# [WRITTEN EXERCISE]
Count every line in the following entries where the word "currentpath是不是绝对路径" appears. Give the count alone.

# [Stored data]

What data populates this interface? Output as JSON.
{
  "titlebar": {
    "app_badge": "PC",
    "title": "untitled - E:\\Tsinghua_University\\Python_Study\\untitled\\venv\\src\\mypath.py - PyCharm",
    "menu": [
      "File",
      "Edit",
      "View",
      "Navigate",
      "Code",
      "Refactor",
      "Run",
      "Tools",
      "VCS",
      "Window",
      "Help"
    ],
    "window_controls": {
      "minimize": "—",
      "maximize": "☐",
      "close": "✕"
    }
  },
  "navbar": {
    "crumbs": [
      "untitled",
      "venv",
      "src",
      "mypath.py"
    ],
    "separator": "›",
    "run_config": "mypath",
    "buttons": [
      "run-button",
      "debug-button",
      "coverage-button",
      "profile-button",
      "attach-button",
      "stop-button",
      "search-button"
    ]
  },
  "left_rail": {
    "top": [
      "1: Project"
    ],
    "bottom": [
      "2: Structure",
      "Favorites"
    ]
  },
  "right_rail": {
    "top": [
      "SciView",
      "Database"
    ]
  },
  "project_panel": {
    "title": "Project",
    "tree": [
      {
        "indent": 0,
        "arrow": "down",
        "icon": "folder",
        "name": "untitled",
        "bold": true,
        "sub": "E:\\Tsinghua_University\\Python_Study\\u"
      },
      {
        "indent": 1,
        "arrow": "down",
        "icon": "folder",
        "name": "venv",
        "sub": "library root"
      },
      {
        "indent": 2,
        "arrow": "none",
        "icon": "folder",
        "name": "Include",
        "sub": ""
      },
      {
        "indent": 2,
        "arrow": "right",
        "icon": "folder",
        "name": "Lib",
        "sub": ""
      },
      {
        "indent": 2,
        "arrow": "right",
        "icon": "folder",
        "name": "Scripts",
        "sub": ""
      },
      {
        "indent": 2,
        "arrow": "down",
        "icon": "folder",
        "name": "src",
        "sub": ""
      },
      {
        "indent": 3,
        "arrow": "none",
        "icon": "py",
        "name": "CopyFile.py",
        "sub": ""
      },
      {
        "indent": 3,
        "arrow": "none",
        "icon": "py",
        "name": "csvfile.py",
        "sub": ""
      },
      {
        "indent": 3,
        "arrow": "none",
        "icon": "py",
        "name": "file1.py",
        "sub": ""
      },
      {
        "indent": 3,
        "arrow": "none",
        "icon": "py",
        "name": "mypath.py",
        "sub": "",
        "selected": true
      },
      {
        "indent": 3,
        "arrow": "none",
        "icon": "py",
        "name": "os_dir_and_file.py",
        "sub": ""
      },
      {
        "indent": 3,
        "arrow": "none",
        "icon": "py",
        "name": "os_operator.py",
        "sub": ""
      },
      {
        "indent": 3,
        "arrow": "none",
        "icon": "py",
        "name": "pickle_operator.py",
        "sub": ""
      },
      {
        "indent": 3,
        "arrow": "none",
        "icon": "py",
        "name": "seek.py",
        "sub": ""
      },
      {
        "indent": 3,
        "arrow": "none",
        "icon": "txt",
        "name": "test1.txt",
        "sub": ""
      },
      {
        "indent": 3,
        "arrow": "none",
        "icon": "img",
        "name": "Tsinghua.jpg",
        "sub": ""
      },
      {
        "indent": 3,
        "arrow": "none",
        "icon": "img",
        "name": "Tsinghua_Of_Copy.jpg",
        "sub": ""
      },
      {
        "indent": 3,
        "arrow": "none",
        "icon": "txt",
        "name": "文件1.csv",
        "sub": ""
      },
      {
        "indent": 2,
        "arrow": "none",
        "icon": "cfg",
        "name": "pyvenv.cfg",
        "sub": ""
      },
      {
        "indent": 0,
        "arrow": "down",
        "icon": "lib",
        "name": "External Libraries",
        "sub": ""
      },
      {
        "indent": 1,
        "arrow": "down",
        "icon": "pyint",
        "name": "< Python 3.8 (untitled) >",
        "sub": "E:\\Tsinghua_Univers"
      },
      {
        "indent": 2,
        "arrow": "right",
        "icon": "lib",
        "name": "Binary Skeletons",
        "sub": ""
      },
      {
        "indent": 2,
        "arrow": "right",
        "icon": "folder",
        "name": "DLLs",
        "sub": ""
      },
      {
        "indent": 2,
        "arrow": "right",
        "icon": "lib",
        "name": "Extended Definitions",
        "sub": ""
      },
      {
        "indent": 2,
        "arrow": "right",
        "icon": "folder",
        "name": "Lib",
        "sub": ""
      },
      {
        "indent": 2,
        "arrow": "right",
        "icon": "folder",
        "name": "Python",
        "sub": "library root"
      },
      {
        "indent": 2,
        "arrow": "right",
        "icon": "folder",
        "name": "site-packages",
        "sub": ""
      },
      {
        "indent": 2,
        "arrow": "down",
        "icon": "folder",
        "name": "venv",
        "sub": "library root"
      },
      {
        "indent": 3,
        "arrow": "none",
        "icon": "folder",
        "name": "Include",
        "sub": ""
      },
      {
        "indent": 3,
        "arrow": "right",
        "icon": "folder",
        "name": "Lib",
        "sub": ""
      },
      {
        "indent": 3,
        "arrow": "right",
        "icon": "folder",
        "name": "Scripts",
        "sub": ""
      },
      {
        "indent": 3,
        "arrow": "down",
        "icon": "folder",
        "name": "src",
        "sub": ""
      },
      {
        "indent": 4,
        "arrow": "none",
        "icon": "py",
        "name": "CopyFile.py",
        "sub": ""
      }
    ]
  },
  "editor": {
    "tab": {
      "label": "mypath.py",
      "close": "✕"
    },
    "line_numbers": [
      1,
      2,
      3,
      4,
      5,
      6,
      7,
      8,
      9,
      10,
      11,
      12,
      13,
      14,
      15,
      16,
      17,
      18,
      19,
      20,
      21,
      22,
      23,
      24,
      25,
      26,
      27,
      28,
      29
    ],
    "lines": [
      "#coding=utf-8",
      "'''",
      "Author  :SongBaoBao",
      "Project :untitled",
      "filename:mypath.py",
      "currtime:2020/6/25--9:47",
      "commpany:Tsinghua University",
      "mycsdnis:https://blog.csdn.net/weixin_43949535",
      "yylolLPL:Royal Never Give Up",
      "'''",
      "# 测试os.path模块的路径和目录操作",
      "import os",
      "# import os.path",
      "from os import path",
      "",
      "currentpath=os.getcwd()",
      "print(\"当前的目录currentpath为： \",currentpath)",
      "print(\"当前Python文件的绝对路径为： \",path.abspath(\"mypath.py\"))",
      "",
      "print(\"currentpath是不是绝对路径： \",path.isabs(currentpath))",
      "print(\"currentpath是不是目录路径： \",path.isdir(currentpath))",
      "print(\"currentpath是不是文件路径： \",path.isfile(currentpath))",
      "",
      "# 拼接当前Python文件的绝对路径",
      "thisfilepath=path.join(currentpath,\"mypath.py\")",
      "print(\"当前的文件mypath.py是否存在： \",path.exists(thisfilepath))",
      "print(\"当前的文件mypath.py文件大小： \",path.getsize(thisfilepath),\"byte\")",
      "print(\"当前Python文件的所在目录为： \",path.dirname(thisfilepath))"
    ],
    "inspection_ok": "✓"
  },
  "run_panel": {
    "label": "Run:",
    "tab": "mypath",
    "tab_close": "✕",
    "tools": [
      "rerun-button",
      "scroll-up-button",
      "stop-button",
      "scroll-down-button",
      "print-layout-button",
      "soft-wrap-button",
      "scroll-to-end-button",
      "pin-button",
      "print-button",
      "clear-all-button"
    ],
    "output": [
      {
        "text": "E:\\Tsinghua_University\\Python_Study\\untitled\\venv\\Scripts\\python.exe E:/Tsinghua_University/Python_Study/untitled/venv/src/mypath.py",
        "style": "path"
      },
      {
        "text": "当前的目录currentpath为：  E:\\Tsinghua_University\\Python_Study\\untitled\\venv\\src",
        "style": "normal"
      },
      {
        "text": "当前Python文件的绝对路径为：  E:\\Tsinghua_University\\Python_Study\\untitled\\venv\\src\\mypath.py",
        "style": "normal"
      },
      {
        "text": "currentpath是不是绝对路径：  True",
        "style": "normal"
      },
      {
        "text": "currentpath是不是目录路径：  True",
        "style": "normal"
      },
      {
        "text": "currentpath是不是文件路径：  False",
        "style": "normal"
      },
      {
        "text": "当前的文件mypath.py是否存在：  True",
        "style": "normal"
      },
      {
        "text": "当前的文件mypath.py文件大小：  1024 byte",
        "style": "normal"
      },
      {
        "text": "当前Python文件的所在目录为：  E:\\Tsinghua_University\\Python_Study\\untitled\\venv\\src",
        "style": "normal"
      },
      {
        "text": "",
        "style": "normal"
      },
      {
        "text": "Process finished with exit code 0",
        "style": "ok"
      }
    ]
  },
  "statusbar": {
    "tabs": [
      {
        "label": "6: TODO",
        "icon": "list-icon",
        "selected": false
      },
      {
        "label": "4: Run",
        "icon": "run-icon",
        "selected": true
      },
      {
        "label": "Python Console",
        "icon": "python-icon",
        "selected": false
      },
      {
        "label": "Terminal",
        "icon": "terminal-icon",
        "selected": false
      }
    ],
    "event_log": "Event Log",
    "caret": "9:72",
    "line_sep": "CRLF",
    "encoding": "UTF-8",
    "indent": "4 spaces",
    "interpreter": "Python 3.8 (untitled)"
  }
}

# [TASK SOLUTION]
2